··· ENTRIES SHOWN ···
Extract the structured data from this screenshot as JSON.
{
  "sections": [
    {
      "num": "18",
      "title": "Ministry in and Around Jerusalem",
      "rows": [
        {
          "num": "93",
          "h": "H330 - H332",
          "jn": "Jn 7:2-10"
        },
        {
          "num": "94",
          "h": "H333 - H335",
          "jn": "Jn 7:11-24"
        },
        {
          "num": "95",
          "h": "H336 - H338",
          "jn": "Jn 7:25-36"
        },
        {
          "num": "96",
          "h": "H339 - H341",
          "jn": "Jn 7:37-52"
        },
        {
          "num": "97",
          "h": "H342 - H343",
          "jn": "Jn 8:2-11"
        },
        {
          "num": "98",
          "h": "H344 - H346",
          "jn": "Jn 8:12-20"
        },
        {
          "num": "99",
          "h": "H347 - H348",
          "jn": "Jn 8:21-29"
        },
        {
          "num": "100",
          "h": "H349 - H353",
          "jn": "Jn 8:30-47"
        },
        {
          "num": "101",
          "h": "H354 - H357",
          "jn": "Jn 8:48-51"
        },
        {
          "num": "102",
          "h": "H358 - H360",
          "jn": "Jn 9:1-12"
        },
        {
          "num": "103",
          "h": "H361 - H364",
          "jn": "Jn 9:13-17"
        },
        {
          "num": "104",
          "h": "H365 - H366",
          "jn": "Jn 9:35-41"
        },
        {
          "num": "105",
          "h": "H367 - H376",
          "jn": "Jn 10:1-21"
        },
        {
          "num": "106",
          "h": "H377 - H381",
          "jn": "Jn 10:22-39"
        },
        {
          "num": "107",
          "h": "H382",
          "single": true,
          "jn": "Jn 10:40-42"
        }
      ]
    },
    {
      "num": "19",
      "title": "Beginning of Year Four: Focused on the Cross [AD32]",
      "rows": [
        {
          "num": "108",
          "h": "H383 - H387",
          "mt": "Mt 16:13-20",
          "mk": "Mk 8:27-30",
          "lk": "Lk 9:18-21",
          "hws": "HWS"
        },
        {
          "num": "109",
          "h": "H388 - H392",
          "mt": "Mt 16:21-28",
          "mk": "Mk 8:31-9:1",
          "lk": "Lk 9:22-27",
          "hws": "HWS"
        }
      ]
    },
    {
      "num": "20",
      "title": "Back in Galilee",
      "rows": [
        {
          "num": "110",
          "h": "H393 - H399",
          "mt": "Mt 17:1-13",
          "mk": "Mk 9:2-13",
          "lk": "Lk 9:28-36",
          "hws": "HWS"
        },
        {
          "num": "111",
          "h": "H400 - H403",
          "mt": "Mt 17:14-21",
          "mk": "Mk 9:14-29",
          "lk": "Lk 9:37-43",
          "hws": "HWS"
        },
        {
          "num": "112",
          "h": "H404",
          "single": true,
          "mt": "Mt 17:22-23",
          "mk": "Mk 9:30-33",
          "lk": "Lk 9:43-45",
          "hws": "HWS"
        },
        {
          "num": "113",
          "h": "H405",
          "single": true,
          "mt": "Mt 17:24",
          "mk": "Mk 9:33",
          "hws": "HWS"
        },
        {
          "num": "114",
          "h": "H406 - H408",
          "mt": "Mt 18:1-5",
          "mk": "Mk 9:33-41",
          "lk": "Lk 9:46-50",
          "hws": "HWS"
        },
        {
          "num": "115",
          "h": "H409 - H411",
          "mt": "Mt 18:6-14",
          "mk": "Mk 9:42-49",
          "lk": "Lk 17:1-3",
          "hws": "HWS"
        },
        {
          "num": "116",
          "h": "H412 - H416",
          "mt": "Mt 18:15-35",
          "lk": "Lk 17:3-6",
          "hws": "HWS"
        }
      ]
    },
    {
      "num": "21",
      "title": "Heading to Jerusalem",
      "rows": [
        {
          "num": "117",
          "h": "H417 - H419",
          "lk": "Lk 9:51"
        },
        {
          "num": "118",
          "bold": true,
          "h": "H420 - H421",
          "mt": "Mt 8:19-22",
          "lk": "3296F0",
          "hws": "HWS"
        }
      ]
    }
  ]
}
···
→ EXERCISE PROMPT
How many of the lines above contain the string "title"? Give the number only.

→ REPLY TO THE EXERCISE
4